__EXERCISE AIM__. Write out the whole listing again, exactly as given.

__SUPPLIED RECORDS__.
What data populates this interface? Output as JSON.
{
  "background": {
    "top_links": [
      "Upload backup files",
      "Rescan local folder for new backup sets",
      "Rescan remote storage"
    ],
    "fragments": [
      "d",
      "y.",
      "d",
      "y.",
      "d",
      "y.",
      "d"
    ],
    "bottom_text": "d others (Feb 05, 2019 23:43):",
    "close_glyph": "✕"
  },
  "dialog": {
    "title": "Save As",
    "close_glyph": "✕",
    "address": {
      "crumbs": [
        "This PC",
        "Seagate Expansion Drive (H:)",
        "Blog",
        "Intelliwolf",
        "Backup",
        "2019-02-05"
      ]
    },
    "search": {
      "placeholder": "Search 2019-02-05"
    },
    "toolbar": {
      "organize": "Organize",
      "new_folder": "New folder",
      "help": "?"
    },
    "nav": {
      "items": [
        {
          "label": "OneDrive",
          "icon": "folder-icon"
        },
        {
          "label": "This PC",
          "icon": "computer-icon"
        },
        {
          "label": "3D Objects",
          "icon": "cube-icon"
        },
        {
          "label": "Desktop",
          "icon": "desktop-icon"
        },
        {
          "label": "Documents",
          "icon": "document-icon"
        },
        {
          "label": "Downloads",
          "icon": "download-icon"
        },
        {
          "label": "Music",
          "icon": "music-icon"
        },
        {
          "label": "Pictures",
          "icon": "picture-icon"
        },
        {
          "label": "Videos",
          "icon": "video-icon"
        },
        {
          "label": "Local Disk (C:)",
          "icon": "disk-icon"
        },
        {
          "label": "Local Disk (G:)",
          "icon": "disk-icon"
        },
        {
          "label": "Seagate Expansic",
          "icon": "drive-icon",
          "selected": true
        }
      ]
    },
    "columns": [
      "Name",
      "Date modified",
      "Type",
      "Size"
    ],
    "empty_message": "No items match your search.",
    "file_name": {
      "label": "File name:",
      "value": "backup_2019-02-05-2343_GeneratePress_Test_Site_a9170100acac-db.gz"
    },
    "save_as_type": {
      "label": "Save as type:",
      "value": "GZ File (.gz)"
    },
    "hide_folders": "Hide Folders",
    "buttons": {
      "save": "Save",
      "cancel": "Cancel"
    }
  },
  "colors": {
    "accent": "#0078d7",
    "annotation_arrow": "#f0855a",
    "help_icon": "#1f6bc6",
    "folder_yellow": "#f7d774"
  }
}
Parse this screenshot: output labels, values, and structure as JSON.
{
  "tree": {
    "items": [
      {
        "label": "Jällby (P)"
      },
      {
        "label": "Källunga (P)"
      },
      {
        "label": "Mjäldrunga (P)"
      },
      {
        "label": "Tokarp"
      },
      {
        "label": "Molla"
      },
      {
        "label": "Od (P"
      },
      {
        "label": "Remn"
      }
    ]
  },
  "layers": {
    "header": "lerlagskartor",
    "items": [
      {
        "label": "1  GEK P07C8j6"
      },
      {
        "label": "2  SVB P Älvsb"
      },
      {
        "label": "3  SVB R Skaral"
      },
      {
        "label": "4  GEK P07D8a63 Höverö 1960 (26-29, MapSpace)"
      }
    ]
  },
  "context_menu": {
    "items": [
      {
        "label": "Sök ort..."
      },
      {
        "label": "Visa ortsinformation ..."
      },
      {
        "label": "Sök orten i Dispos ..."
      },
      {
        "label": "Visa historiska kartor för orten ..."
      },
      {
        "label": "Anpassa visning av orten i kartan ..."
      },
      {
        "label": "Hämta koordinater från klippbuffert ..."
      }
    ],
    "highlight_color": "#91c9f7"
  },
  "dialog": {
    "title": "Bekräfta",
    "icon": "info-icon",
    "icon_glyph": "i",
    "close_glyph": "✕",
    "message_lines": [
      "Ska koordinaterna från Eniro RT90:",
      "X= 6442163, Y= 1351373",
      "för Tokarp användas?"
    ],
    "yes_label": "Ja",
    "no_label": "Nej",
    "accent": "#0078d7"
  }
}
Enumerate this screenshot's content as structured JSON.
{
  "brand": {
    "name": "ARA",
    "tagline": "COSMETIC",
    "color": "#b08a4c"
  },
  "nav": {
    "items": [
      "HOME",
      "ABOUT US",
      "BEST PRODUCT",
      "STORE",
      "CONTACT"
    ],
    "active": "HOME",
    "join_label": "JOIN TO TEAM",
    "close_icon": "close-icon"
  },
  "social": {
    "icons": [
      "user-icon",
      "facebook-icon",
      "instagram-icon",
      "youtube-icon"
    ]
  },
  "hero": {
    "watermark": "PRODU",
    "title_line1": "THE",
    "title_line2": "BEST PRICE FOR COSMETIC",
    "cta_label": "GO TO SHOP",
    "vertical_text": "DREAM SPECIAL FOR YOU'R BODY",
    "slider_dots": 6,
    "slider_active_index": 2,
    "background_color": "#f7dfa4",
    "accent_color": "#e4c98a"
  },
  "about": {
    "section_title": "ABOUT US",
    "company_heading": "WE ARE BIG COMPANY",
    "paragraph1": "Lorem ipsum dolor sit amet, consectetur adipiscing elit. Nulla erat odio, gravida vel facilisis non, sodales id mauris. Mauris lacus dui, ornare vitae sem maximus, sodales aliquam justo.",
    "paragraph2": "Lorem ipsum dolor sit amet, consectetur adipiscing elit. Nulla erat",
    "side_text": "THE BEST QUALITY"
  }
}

__SOLVED PROBLEM__.
What data populates this interface? Output as JSON.
{
  "background": {
    "top_links": [
      "Upload backup files",
      "Rescan local folder for new backup sets",
      "Rescan remote storage"
    ],
    "fragments": [
      "d",
      "y.",
      "d",
      "y.",
      "d",
      "y.",
      "d"
    ],
    "bottom_text": "d others (Feb 05, 2019 23:43):",
    "close_glyph": "✕"
  },
  "dialog": {
    "title": "Save As",
    "close_glyph": "✕",
    "address": {
      "crumbs": [
        "This PC",
        "Seagate Expansion Drive (H:)",
        "Blog",
        "Intelliwolf",
        "Backup",
        "2019-02-05"
      ]
    },
    "search": {
      "placeholder": "Search 2019-02-05"
    },
    "toolbar": {
      "organize": "Organize",
      "new_folder": "New folder",
      "help": "?"
    },
    "nav": {
      "items": [
        {
          "label": "OneDrive",
          "icon": "folder-icon"
        },
        {
          "label": "This PC",
          "icon": "computer-icon"
        },
        {
          "label": "3D Objects",
          "icon": "cube-icon"
        },
        {
          "label": "Desktop",
          "icon": "desktop-icon"
        },
        {
          "label": "Documents",
          "icon": "document-icon"
        },
        {
          "label": "Downloads",
          "icon": "download-icon"
        },
        {
          "label": "Music",
          "icon": "music-icon"
        },
        {
          "label": "Pictures",
          "icon": "picture-icon"
        },
        {
          "label": "Videos",
          "icon": "video-icon"
        },
        {
          "label": "Local Disk (C:)",
          "icon": "disk-icon"
        },
        {
          "label": "Local Disk (G:)",
          "icon": "disk-icon"
        },
        {
          "label": "Seagate Expansic",
          "icon": "drive-icon",
          "selected": true
        }
      ]
    },
    "columns": [
      "Name",
      "Date modified",
      "Type",
      "Size"
    ],
    "empty_message": "No items match your search.",
    "file_name": {
      "label": "File name:",
      "value": "backup_2019-02-05-2343_GeneratePress_Test_Site_a9170100acac-db.gz"
    },
    "save_as_type": {
      "label": "Save as type:",
      "value": "GZ File (.gz)"
    },
    "hide_folders": "Hide Folders",
    "buttons": {
      "save": "Save",
      "cancel": "Cancel"
    }
  },
  "colors": {
    "accent": "#0078d7",
    "annotation_arrow": "#f0855a",
    "help_icon": "#1f6bc6",
    "folder_yellow": "#f7d774"
  }
}
Parse this screenshot: output labels, values, and structure as JSON.
{
  "tree": {
    "items": [
      {
        "label": "Jällby (P)"
      },
      {
        "label": "Källunga (P)"
      },
      {
        "label": "Mjäldrunga (P)"
      },
      {
        "label": "Tokarp"
      },
      {
        "label": "Molla"
      },
      {
        "label": "Od (P"
      },
      {
        "label": "Remn"
      }
    ]
  },
  "layers": {
    "header": "lerlagskartor",
    "items": [
      {
        "label": "1  GEK P07C8j6"
      },
      {
        "label": "2  SVB P Älvsb"
      },
      {
        "label": "3  SVB R Skaral"
      },
      {
        "label": "4  GEK P07D8a63 Höverö 1960 (26-29, MapSpace)"
      }
    ]
  },
  "context_menu": {
    "items": [
      {
        "label": "Sök ort..."
      },
      {
        "label": "Visa ortsinformation ..."
      },
      {
        "label": "Sök orten i Dispos ..."
      },
      {
        "label": "Visa historiska kartor för orten ..."
      },
      {
        "label": "Anpassa visning av orten i kartan ..."
      },
      {
        "label": "Hämta koordinater från klippbuffert ..."
      }
    ],
    "highlight_color": "#91c9f7"
  },
  "dialog": {
    "title": "Bekräfta",
    "icon": "info-icon",
    "icon_glyph": "i",
    "close_glyph": "✕",
    "message_lines": [
      "Ska koordinaterna från Eniro RT90:",
      "X= 6442163, Y= 1351373",
      "för Tokarp användas?"
    ],
    "yes_label": "Ja",
    "no_label": "Nej",
    "accent": "#0078d7"
  }
}
Enumerate this screenshot's content as structured JSON.
{
  "brand": {
    "name": "ARA",
    "tagline": "COSMETIC",
    "color": "#b08a4c"
  },
  "nav": {
    "items": [
      "HOME",
      "ABOUT US",
      "BEST PRODUCT",
      "STORE",
      "CONTACT"
    ],
    "active": "HOME",
    "join_label": "JOIN TO TEAM",
    "close_icon": "close-icon"
  },
  "social": {
    "icons": [
      "user-icon",
      "facebook-icon",
      "instagram-icon",
      "youtube-icon"
    ]
  },
  "hero": {
    "watermark": "PRODU",
    "title_line1": "THE",
    "title_line2": "BEST PRICE FOR COSMETIC",
    "cta_label": "GO TO SHOP",
    "vertical_text": "DREAM SPECIAL FOR YOU'R BODY",
    "slider_dots": 6,
    "slider_active_index": 2,
    "background_color": "#f7dfa4",
    "accent_color": "#e4c98a"
  },
  "about": {
    "section_title": "ABOUT US",
    "company_heading": "WE ARE BIG COMPANY",
    "paragraph1": "Lorem ipsum dolor sit amet, consectetur adipiscing elit. Nulla erat odio, gravida vel facilisis non, sodales id mauris. Mauris lacus dui, ornare vitae sem maximus, sodales aliquam justo.",
    "paragraph2": "Lorem ipsum dolor sit amet, consectetur adipiscing elit. Nulla erat",
    "side_text": "THE BEST QUALITY"
  }
}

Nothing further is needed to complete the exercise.